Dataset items

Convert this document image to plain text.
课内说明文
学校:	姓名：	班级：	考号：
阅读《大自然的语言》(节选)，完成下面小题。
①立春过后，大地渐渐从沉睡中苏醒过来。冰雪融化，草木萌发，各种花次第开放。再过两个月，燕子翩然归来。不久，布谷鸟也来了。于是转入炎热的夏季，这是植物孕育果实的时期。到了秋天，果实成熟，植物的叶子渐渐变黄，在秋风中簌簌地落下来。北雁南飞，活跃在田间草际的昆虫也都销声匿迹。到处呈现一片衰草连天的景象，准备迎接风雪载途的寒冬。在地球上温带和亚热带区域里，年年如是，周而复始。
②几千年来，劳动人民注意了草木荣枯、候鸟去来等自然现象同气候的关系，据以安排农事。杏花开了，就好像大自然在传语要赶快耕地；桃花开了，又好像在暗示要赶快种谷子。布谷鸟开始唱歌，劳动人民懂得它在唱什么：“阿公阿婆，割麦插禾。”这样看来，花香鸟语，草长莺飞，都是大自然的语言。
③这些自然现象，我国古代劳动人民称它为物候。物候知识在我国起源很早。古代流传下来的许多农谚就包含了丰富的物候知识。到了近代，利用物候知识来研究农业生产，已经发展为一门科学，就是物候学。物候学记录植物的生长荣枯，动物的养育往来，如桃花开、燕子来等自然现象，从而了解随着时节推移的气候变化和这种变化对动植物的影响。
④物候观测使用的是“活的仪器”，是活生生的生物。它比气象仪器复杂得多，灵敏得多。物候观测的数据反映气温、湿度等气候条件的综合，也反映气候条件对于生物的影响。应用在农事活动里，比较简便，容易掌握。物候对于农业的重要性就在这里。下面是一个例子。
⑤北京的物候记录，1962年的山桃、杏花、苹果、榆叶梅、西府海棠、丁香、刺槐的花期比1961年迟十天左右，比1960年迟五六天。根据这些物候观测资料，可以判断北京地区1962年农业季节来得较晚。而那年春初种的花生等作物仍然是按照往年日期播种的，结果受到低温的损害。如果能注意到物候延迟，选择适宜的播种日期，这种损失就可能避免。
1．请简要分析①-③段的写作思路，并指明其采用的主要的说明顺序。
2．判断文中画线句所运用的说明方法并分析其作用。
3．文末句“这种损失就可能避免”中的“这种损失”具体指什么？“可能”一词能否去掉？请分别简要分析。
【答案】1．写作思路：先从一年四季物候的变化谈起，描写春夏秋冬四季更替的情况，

» **WHAT NEEDS TO BE DONE**: Find "这种损失就可能避免". Copy every line it occurs in.

» **RESPONSE**:
⑤北京的物候记录，1962年的山桃、杏花、苹果、榆叶梅、西府海棠、丁香、刺槐的花期比1961年迟十天左右，比1960年迟五六天。根据这些物候观测资料，可以判断北京地区1962年农业季节来得较晚。而那年春初种的花生等作物仍然是按照往年日期播种的，结果受到低温的损害。如果能注意到物候延迟，选择适宜的播种日期，这种损失就可能避免。
3．文末句“这种损失就可能避免”中的“这种损失”具体指什么？“可能”一词能否去掉？请分别简要分析。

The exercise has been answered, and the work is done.